Count every line that includes the string "INTAKE" in the entries that follow. Nothing besides the number is needed.

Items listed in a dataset
==================================================

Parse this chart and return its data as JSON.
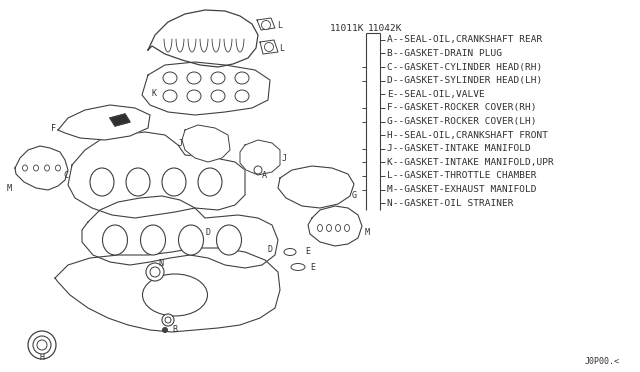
{
  "bg_color": "#ffffff",
  "line_color": "#404040",
  "text_color": "#303030",
  "legend_items": [
    "A--SEAL-OIL,CRANKSHAFT REAR",
    "B--GASKET-DRAIN PLUG",
    "C--GASKET-CYLINDER HEAD(RH)",
    "D--GASKET-SYLINDER HEAD(LH)",
    "E--SEAL-OIL,VALVE",
    "F--GASKET-ROCKER COVER(RH)",
    "G--GASKET-ROCKER COVER(LH)",
    "H--SEAL-OIL,CRANKSHAFT FRONT",
    "J--GASKET-INTAKE MANIFOLD",
    "K--GASKET-INTAKE MANIFOLD,UPR",
    "L--GASKET-THROTTLE CHAMBER",
    "M--GASKET-EXHAUST MANIFOLD",
    "N--GASKET-OIL STRAINER"
  ],
  "part_num_left": "11011K",
  "part_num_right": "11042K",
  "footer": "J0P00.<",
  "font_size_legend": 6.8,
  "font_size_label": 6.0,
  "font_size_partnum": 6.8
}
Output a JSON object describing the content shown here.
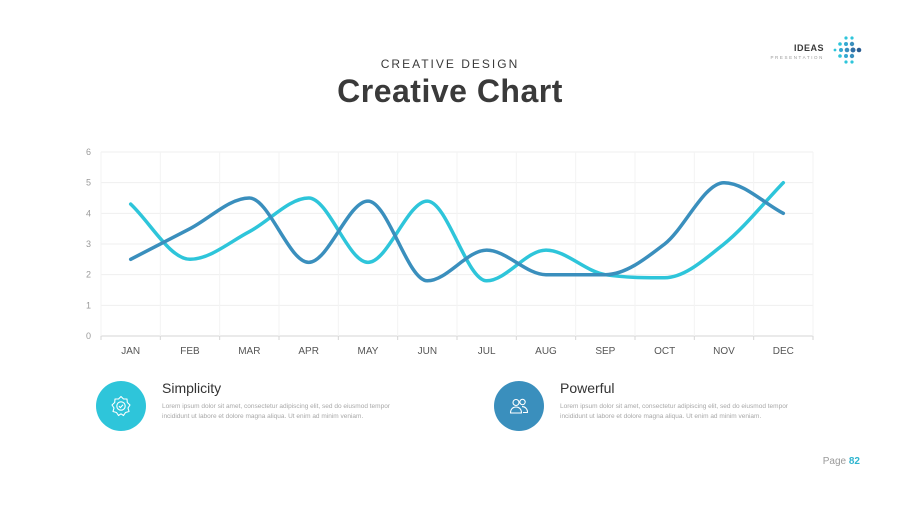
{
  "header": {
    "logo_main": "IDEAS",
    "logo_sub": "PRESENTATION",
    "subtitle": "CREATIVE DESIGN",
    "title": "Creative Chart"
  },
  "chart_data": {
    "type": "line",
    "title": "",
    "xlabel": "",
    "ylabel": "",
    "categories": [
      "JAN",
      "FEB",
      "MAR",
      "APR",
      "MAY",
      "JUN",
      "JUL",
      "AUG",
      "SEP",
      "OCT",
      "NOV",
      "DEC"
    ],
    "ylim": [
      0,
      6
    ],
    "yticks": [
      0,
      1,
      2,
      3,
      4,
      5,
      6
    ],
    "grid": true,
    "legend": "none",
    "series": [
      {
        "values": [
          4.3,
          2.5,
          3.4,
          4.5,
          2.4,
          4.4,
          1.8,
          2.8,
          2.0,
          1.9,
          3.0,
          5.0
        ],
        "color": "#2ec5da"
      },
      {
        "values": [
          2.5,
          3.5,
          4.5,
          2.4,
          4.4,
          1.8,
          2.8,
          2.0,
          2.0,
          3.0,
          5.0,
          4.0
        ],
        "color": "#3a8fbd"
      }
    ]
  },
  "features": [
    {
      "title": "Simplicity",
      "desc": "Lorem ipsum dolor sit amet, consectetur adipiscing elit, sed do eiusmod tempor incididunt ut labore et dolore magna aliqua. Ut enim ad minim veniam.",
      "icon": "gear-icon",
      "color": "#2ec5da"
    },
    {
      "title": "Powerful",
      "desc": "Lorem ipsum dolor sit amet, consectetur adipiscing elit, sed do eiusmod tempor incididunt ut labore et dolore magna aliqua. Ut enim ad minim veniam.",
      "icon": "users-icon",
      "color": "#3a8fbd"
    }
  ],
  "footer": {
    "page_label": "Page",
    "page_number": "82"
  }
}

==================================================

* **COMPLETED TASK**
2